__YOUR TASK__. Output the material beneath exactly, leaving nothing out.

___ DATA SUPPLIED ___

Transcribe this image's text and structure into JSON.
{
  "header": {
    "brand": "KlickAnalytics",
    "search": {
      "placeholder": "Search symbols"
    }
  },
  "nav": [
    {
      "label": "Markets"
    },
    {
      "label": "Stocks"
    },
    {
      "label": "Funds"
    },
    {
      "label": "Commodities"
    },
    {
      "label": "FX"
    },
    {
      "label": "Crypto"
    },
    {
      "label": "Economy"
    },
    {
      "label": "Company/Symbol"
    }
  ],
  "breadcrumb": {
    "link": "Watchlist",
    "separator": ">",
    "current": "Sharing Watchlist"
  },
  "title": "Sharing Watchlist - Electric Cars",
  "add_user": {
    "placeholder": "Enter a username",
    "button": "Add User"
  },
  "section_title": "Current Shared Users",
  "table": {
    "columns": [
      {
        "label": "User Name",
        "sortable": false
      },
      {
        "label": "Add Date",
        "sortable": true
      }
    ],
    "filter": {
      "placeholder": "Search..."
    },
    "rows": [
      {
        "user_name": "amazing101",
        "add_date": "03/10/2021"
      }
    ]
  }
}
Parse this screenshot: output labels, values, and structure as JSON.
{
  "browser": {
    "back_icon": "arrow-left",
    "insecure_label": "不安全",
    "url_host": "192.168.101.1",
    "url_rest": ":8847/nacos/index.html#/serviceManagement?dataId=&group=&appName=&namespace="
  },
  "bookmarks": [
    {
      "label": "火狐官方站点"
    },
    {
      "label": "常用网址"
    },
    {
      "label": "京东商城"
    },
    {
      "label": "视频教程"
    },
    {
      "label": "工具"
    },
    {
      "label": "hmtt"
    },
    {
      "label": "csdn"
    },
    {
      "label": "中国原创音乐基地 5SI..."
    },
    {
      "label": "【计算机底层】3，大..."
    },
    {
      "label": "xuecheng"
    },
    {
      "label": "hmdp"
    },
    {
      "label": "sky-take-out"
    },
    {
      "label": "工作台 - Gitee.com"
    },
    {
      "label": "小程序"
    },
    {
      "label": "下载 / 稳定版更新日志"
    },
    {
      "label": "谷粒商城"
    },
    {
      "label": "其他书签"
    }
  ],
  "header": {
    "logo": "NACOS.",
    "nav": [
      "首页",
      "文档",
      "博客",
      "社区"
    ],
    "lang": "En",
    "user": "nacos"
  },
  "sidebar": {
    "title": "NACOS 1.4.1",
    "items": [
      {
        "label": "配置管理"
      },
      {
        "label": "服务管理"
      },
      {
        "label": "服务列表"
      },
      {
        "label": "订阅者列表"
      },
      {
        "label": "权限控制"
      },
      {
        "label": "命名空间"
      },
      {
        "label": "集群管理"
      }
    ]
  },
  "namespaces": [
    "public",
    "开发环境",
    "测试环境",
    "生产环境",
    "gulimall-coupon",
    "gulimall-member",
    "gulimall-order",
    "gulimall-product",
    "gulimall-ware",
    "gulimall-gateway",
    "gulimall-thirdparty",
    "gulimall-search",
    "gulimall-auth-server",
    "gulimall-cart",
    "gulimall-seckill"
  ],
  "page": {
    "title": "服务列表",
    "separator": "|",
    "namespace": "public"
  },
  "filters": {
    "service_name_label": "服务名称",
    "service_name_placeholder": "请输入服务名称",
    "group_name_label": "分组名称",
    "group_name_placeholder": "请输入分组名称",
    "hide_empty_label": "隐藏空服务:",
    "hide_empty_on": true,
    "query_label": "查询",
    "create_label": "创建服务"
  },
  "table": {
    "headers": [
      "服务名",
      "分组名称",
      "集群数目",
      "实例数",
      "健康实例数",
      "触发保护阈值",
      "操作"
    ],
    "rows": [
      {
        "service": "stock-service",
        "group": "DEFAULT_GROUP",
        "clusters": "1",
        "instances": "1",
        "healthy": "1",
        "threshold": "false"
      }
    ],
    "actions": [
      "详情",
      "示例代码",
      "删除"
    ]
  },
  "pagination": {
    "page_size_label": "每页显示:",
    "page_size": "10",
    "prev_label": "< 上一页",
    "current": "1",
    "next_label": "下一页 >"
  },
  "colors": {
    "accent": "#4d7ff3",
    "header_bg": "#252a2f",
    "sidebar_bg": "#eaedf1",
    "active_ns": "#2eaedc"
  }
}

___

__WRITTEN RESPONSE__.
Transcribe this image's text and structure into JSON.
{
  "header": {
    "brand": "KlickAnalytics",
    "search": {
      "placeholder": "Search symbols"
    }
  },
  "nav": [
    {
      "label": "Markets"
    },
    {
      "label": "Stocks"
    },
    {
      "label": "Funds"
    },
    {
      "label": "Commodities"
    },
    {
      "label": "FX"
    },
    {
      "label": "Crypto"
    },
    {
      "label": "Economy"
    },
    {
      "label": "Company/Symbol"
    }
  ],
  "breadcrumb": {
    "link": "Watchlist",
    "separator": ">",
    "current": "Sharing Watchlist"
  },
  "title": "Sharing Watchlist - Electric Cars",
  "add_user": {
    "placeholder": "Enter a username",
    "button": "Add User"
  },
  "section_title": "Current Shared Users",
  "table": {
    "columns": [
      {
        "label": "User Name",
        "sortable": false
      },
      {
        "label": "Add Date",
        "sortable": true
      }
    ],
    "filter": {
      "placeholder": "Search..."
    },
    "rows": [
      {
        "user_name": "amazing101",
        "add_date": "03/10/2021"
      }
    ]
  }
}
Parse this screenshot: output labels, values, and structure as JSON.
{
  "browser": {
    "back_icon": "arrow-left",
    "insecure_label": "不安全",
    "url_host": "192.168.101.1",
    "url_rest": ":8847/nacos/index.html#/serviceManagement?dataId=&group=&appName=&namespace="
  },
  "bookmarks": [
    {
      "label": "火狐官方站点"
    },
    {
      "label": "常用网址"
    },
    {
      "label": "京东商城"
    },
    {
      "label": "视频教程"
    },
    {
      "label": "工具"
    },
    {
      "label": "hmtt"
    },
    {
      "label": "csdn"
    },
    {
      "label": "中国原创音乐基地 5SI..."
    },
    {
      "label": "【计算机底层】3，大..."
    },
    {
      "label": "xuecheng"
    },
    {
      "label": "hmdp"
    },
    {
      "label": "sky-take-out"
    },
    {
      "label": "工作台 - Gitee.com"
    },
    {
      "label": "小程序"
    },
    {
      "label": "下载 / 稳定版更新日志"
    },
    {
      "label": "谷粒商城"
    },
    {
      "label": "其他书签"
    }
  ],
  "header": {
    "logo": "NACOS.",
    "nav": [
      "首页",
      "文档",
      "博客",
      "社区"
    ],
    "lang": "En",
    "user": "nacos"
  },
  "sidebar": {
    "title": "NACOS 1.4.1",
    "items": [
      {
        "label": "配置管理"
      },
      {
        "label": "服务管理"
      },
      {
        "label": "服务列表"
      },
      {
        "label": "订阅者列表"
      },
      {
        "label": "权限控制"
      },
      {
        "label": "命名空间"
      },
      {
        "label": "集群管理"
      }
    ]
  },
  "namespaces": [
    "public",
    "开发环境",
    "测试环境",
    "生产环境",
    "gulimall-coupon",
    "gulimall-member",
    "gulimall-order",
    "gulimall-product",
    "gulimall-ware",
    "gulimall-gateway",
    "gulimall-thirdparty",
    "gulimall-search",
    "gulimall-auth-server",
    "gulimall-cart",
    "gulimall-seckill"
  ],
  "page": {
    "title": "服务列表",
    "separator": "|",
    "namespace": "public"
  },
  "filters": {
    "service_name_label": "服务名称",
    "service_name_placeholder": "请输入服务名称",
    "group_name_label": "分组名称",
    "group_name_placeholder": "请输入分组名称",
    "hide_empty_label": "隐藏空服务:",
    "hide_empty_on": true,
    "query_label": "查询",
    "create_label": "创建服务"
  },
  "table": {
    "headers": [
      "服务名",
      "分组名称",
      "集群数目",
      "实例数",
      "健康实例数",
      "触发保护阈值",
      "操作"
    ],
    "rows": [
      {
        "service": "stock-service",
        "group": "DEFAULT_GROUP",
        "clusters": "1",
        "instances": "1",
        "healthy": "1",
        "threshold": "false"
      }
    ],
    "actions": [
      "详情",
      "示例代码",
      "删除"
    ]
  },
  "pagination": {
    "page_size_label": "每页显示:",
    "page_size": "10",
    "prev_label": "< 上一页",
    "current": "1",
    "next_label": "下一页 >"
  },
  "colors": {
    "accent": "#4d7ff3",
    "header_bg": "#252a2f",
    "sidebar_bg": "#eaedf1",
    "active_ns": "#2eaedc"
  }
}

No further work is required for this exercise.